TASK DIRECTIONS
Where a line holds the string "Window", return that line.

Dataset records

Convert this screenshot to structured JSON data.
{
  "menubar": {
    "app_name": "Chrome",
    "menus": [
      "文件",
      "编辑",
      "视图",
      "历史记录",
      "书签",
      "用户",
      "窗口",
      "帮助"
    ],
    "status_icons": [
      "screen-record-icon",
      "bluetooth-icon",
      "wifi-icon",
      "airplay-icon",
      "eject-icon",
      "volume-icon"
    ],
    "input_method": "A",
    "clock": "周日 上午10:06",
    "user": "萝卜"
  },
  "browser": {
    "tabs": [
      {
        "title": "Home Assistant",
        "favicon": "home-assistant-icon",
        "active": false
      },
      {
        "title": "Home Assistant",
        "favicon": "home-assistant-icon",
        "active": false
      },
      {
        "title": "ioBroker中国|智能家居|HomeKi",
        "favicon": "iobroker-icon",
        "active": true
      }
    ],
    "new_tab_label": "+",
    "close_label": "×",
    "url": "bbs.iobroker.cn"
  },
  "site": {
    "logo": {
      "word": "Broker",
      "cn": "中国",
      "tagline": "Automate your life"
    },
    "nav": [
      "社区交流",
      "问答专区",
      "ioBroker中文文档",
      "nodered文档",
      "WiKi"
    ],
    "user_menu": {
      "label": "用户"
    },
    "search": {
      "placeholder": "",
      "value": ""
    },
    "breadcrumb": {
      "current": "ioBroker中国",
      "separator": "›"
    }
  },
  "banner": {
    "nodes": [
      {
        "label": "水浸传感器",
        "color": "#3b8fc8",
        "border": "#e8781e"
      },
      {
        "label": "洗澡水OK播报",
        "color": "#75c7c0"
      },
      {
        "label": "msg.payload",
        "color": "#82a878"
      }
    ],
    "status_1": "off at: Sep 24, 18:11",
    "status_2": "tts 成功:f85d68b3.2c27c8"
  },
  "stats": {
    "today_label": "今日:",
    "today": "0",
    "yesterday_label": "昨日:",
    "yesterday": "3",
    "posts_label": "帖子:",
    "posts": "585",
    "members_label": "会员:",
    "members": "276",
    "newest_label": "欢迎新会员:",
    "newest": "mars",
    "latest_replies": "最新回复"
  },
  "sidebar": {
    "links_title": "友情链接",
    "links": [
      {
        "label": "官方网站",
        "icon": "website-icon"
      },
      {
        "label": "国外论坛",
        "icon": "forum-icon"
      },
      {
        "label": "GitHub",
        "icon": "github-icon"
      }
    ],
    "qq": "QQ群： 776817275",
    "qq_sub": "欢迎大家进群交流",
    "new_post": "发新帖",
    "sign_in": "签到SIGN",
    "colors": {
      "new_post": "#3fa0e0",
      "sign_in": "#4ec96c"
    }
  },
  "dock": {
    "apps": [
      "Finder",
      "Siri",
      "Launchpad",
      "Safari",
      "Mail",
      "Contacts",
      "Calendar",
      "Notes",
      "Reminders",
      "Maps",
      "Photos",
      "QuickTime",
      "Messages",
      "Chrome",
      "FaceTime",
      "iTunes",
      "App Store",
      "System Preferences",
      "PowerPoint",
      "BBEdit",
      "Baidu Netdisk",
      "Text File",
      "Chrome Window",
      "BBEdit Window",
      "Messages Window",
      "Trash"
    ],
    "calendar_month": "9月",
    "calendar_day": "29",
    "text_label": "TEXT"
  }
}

OUTPUT OF THE TASK
      "Chrome Window",
      "BBEdit Window",
      "Messages Window",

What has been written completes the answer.